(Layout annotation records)

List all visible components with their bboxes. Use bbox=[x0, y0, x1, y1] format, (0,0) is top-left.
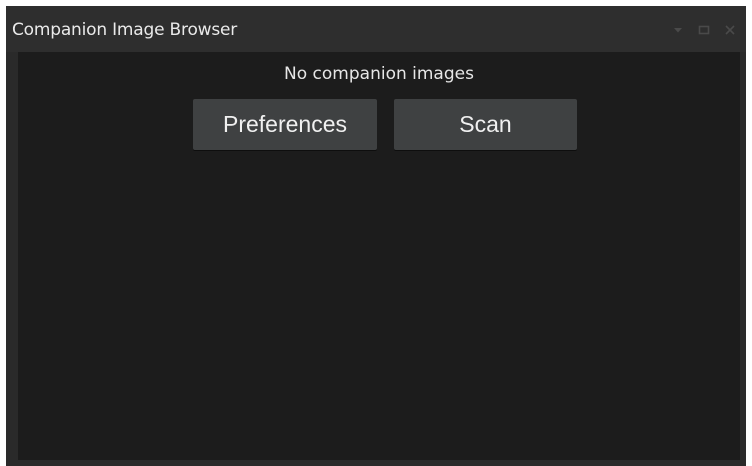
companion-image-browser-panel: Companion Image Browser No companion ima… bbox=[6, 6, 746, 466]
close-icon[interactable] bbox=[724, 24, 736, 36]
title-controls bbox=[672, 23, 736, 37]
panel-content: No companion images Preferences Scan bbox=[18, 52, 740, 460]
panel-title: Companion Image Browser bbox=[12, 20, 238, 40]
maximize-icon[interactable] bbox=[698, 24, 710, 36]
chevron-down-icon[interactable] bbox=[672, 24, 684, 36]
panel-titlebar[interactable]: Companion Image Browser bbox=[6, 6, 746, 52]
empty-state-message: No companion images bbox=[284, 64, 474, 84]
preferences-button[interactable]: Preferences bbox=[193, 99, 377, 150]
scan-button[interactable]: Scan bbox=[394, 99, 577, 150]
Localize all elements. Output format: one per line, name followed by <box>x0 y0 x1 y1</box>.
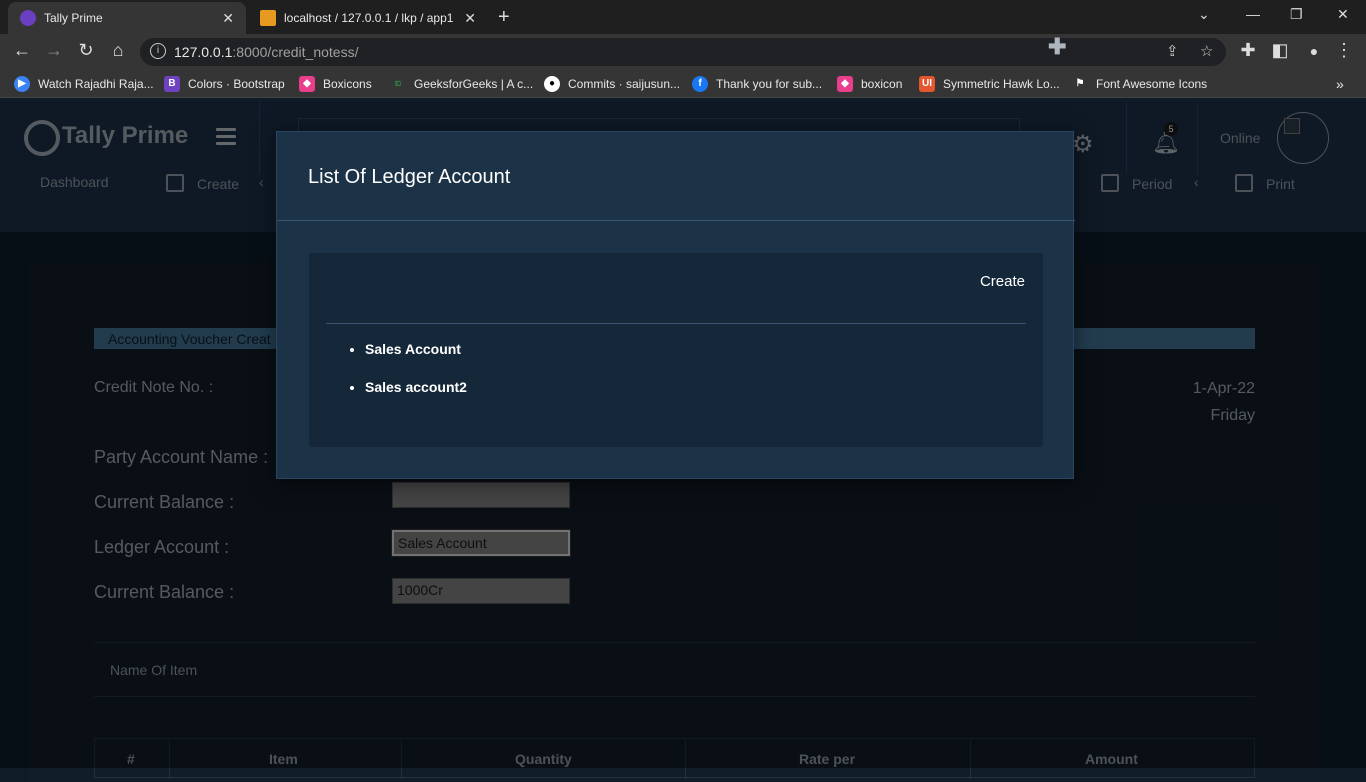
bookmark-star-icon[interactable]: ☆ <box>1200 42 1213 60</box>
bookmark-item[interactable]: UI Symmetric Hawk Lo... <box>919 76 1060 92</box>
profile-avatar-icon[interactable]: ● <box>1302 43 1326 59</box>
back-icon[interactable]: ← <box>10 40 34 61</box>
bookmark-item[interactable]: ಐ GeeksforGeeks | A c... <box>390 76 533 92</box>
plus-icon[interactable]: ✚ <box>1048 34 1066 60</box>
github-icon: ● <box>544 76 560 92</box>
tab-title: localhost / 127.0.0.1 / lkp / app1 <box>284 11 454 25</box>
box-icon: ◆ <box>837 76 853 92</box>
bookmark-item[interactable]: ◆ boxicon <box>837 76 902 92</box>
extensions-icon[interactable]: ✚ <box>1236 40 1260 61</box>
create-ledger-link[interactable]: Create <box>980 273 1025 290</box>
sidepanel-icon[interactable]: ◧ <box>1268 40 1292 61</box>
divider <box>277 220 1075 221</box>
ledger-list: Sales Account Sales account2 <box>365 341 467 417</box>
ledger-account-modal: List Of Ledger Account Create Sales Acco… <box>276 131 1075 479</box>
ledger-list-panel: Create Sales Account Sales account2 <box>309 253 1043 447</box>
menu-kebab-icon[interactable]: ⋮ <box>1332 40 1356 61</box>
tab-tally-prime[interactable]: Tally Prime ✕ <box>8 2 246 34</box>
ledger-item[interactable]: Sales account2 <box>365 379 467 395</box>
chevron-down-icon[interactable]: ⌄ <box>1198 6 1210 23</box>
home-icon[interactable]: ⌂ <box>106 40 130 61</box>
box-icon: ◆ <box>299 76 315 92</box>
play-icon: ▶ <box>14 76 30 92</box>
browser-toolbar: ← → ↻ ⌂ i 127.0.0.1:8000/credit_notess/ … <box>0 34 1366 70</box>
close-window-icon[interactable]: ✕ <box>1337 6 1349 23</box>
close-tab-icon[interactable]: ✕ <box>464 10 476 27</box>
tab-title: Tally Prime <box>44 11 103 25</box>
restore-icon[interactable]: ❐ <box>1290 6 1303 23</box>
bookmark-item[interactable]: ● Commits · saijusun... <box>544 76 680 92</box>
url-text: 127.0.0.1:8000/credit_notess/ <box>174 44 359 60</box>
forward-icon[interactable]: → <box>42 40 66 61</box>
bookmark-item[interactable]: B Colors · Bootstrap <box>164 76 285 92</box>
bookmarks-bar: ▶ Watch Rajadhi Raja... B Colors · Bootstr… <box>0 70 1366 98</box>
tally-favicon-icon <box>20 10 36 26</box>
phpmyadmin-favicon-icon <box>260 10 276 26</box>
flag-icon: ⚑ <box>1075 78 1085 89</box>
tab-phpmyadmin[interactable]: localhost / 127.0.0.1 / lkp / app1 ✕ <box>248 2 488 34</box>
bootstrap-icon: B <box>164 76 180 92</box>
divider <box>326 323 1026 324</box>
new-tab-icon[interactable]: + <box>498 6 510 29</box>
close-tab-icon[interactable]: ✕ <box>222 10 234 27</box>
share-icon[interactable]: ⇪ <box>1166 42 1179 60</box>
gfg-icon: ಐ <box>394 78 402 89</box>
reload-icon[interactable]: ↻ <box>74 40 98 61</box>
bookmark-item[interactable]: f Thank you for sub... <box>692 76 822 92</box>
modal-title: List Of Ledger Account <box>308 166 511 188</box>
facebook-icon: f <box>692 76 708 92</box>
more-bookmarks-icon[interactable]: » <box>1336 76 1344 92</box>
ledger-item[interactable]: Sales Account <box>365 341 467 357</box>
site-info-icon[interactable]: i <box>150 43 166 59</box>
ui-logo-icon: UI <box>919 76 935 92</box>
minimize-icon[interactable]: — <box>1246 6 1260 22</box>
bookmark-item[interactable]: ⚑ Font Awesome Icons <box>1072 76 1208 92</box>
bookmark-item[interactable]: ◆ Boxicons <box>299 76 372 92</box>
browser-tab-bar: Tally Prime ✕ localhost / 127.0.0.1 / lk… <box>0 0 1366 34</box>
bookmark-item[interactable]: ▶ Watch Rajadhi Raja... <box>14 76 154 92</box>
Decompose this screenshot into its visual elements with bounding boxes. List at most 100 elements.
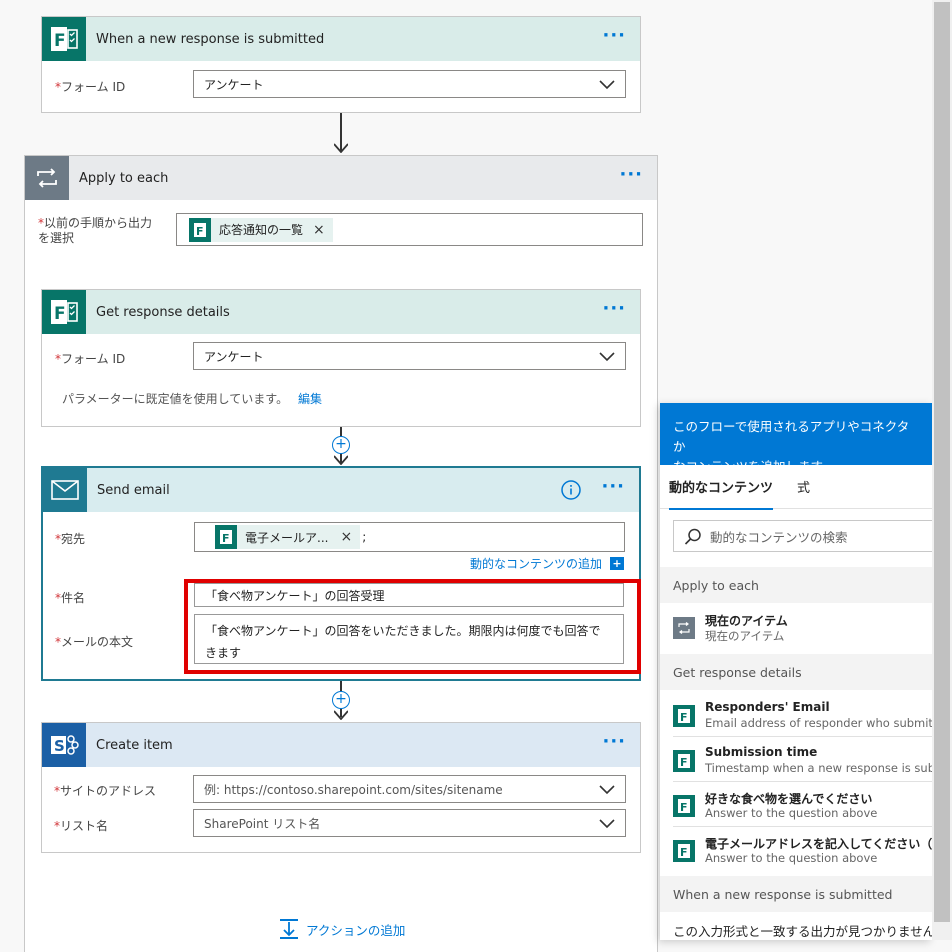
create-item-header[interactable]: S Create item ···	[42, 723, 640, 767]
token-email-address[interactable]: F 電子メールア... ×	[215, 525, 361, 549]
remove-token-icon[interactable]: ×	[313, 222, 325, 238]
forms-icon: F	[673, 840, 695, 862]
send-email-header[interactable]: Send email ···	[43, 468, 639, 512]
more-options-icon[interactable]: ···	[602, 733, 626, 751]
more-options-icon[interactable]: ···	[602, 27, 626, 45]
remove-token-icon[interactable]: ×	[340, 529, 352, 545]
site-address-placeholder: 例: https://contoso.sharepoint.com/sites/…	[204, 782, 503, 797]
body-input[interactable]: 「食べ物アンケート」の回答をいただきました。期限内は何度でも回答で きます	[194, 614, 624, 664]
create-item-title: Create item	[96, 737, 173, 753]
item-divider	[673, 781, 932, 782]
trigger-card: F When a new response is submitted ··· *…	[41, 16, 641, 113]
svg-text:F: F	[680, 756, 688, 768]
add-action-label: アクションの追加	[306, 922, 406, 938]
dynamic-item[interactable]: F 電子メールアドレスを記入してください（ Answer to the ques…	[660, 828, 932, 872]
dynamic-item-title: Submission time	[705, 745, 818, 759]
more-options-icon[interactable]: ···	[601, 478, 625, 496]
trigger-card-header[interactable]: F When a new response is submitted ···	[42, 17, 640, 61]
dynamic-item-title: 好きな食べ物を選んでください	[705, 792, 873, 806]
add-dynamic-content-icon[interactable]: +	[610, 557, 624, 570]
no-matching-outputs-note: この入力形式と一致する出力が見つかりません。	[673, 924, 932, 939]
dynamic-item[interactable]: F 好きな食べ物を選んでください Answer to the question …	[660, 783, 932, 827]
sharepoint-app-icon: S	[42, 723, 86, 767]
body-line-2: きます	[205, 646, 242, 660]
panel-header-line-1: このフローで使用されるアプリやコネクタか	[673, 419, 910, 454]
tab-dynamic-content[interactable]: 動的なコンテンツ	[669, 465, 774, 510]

Written request
Rewrite the rows from the first line up to and including the line with "Localize all elements.", swapping every "Companion Image Browser" for "Companion Media Browser" and leaving all else the same. Omit the pictures.

Answer to this task
List all visible components with their bboxes. Use bbox=[x0, y0, x1, y1] format, (0,0) is top-left.
companion-image-browser-panel: Companion Media Browser No companion ima… bbox=[6, 6, 746, 466]
close-icon[interactable] bbox=[724, 24, 736, 36]
title-controls bbox=[672, 23, 736, 37]
panel-content: No companion images Preferences Scan bbox=[18, 52, 740, 460]
panel-title: Companion Media Browser bbox=[12, 20, 238, 40]
maximize-icon[interactable] bbox=[698, 24, 710, 36]
chevron-down-icon[interactable] bbox=[672, 24, 684, 36]
panel-titlebar[interactable]: Companion Media Browser bbox=[6, 6, 746, 52]
empty-state-message: No companion images bbox=[284, 64, 474, 84]
preferences-button[interactable]: Preferences bbox=[193, 99, 377, 150]
scan-button[interactable]: Scan bbox=[394, 99, 577, 150]
Localize all elements. Output format: one per line, name followed by <box>x0 y0 x1 y1</box>.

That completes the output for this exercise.